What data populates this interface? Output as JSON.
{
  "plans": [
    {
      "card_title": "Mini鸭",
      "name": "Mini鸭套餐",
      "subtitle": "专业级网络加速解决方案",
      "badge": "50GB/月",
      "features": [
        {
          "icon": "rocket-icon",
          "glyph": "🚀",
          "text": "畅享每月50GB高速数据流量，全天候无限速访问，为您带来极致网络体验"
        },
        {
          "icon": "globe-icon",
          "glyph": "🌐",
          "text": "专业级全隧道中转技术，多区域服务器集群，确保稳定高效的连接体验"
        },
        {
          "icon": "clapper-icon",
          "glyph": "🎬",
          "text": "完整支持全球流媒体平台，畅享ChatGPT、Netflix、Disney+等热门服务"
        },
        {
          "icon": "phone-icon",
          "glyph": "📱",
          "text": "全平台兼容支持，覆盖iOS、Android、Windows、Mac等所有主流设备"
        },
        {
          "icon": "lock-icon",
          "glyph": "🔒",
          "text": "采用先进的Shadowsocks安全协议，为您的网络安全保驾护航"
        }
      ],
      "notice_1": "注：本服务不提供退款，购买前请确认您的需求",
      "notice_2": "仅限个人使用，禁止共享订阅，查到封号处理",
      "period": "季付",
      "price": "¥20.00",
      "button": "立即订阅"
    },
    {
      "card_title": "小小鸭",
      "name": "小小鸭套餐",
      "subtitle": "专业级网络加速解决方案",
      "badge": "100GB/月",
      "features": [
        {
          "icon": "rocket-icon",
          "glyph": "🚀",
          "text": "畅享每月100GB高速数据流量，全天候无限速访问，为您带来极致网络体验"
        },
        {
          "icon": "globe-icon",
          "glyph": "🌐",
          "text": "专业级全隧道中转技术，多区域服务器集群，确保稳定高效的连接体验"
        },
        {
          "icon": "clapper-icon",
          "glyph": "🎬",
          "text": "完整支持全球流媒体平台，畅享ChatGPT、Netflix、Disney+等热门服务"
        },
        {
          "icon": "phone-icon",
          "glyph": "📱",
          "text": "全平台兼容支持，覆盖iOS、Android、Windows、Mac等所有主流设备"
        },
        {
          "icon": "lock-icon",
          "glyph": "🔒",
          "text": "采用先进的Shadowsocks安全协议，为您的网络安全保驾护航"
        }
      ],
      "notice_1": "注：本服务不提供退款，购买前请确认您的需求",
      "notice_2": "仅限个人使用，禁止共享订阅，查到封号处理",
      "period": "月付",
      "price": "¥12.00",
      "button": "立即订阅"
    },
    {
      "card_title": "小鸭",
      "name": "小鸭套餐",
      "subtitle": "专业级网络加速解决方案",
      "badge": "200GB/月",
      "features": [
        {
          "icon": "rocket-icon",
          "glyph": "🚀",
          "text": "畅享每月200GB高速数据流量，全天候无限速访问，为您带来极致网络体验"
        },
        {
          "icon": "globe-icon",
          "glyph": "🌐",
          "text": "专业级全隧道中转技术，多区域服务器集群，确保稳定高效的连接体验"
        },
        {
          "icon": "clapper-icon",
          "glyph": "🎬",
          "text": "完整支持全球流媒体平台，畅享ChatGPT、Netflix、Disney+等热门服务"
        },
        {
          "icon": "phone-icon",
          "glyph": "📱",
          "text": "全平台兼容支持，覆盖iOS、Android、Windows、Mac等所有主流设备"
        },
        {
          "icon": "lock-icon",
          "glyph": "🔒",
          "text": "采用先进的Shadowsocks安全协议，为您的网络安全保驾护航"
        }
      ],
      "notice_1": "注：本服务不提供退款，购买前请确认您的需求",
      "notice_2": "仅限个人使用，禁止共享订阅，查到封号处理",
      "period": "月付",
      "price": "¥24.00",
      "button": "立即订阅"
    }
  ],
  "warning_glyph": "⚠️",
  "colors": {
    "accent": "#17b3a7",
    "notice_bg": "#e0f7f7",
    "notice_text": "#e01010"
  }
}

━━━━━━━━

WHAT THE TASK REQUIRES
Repeat every record exactly as written, please.

THE ANSWER
What data populates this interface? Output as JSON.
{
  "plans": [
    {
      "card_title": "Mini鸭",
      "name": "Mini鸭套餐",
      "subtitle": "专业级网络加速解决方案",
      "badge": "50GB/月",
      "features": [
        {
          "icon": "rocket-icon",
          "glyph": "🚀",
          "text": "畅享每月50GB高速数据流量，全天候无限速访问，为您带来极致网络体验"
        },
        {
          "icon": "globe-icon",
          "glyph": "🌐",
          "text": "专业级全隧道中转技术，多区域服务器集群，确保稳定高效的连接体验"
        },
        {
          "icon": "clapper-icon",
          "glyph": "🎬",
          "text": "完整支持全球流媒体平台，畅享ChatGPT、Netflix、Disney+等热门服务"
        },
        {
          "icon": "phone-icon",
          "glyph": "📱",
          "text": "全平台兼容支持，覆盖iOS、Android、Windows、Mac等所有主流设备"
        },
        {
          "icon": "lock-icon",
          "glyph": "🔒",
          "text": "采用先进的Shadowsocks安全协议，为您的网络安全保驾护航"
        }
      ],
      "notice_1": "注：本服务不提供退款，购买前请确认您的需求",
      "notice_2": "仅限个人使用，禁止共享订阅，查到封号处理",
      "period": "季付",
      "price": "¥20.00",
      "button": "立即订阅"
    },
    {
      "card_title": "小小鸭",
      "name": "小小鸭套餐",
      "subtitle": "专业级网络加速解决方案",
      "badge": "100GB/月",
      "features": [
        {
          "icon": "rocket-icon",
          "glyph": "🚀",
          "text": "畅享每月100GB高速数据流量，全天候无限速访问，为您带来极致网络体验"
        },
        {
          "icon": "globe-icon",
          "glyph": "🌐",
          "text": "专业级全隧道中转技术，多区域服务器集群，确保稳定高效的连接体验"
        },
        {
          "icon": "clapper-icon",
          "glyph": "🎬",
          "text": "完整支持全球流媒体平台，畅享ChatGPT、Netflix、Disney+等热门服务"
        },
        {
          "icon": "phone-icon",
          "glyph": "📱",
          "text": "全平台兼容支持，覆盖iOS、Android、Windows、Mac等所有主流设备"
        },
        {
          "icon": "lock-icon",
          "glyph": "🔒",
          "text": "采用先进的Shadowsocks安全协议，为您的网络安全保驾护航"
        }
      ],
      "notice_1": "注：本服务不提供退款，购买前请确认您的需求",
      "notice_2": "仅限个人使用，禁止共享订阅，查到封号处理",
      "period": "月付",
      "price": "¥12.00",
      "button": "立即订阅"
    },
    {
      "card_title": "小鸭",
      "name": "小鸭套餐",
      "subtitle": "专业级网络加速解决方案",
      "badge": "200GB/月",
      "features": [
        {
          "icon": "rocket-icon",
          "glyph": "🚀",
          "text": "畅享每月200GB高速数据流量，全天候无限速访问，为您带来极致网络体验"
        },
        {
          "icon": "globe-icon",
          "glyph": "🌐",
          "text": "专业级全隧道中转技术，多区域服务器集群，确保稳定高效的连接体验"
        },
        {
          "icon": "clapper-icon",
          "glyph": "🎬",
          "text": "完整支持全球流媒体平台，畅享ChatGPT、Netflix、Disney+等热门服务"
        },
        {
          "icon": "phone-icon",
          "glyph": "📱",
          "text": "全平台兼容支持，覆盖iOS、Android、Windows、Mac等所有主流设备"
        },
        {
          "icon": "lock-icon",
          "glyph": "🔒",
          "text": "采用先进的Shadowsocks安全协议，为您的网络安全保驾护航"
        }
      ],
      "notice_1": "注：本服务不提供退款，购买前请确认您的需求",
      "notice_2": "仅限个人使用，禁止共享订阅，查到封号处理",
      "period": "月付",
      "price": "¥24.00",
      "button": "立即订阅"
    }
  ],
  "warning_glyph": "⚠️",
  "colors": {
    "accent": "#17b3a7",
    "notice_bg": "#e0f7f7",
    "notice_text": "#e01010"
  }
}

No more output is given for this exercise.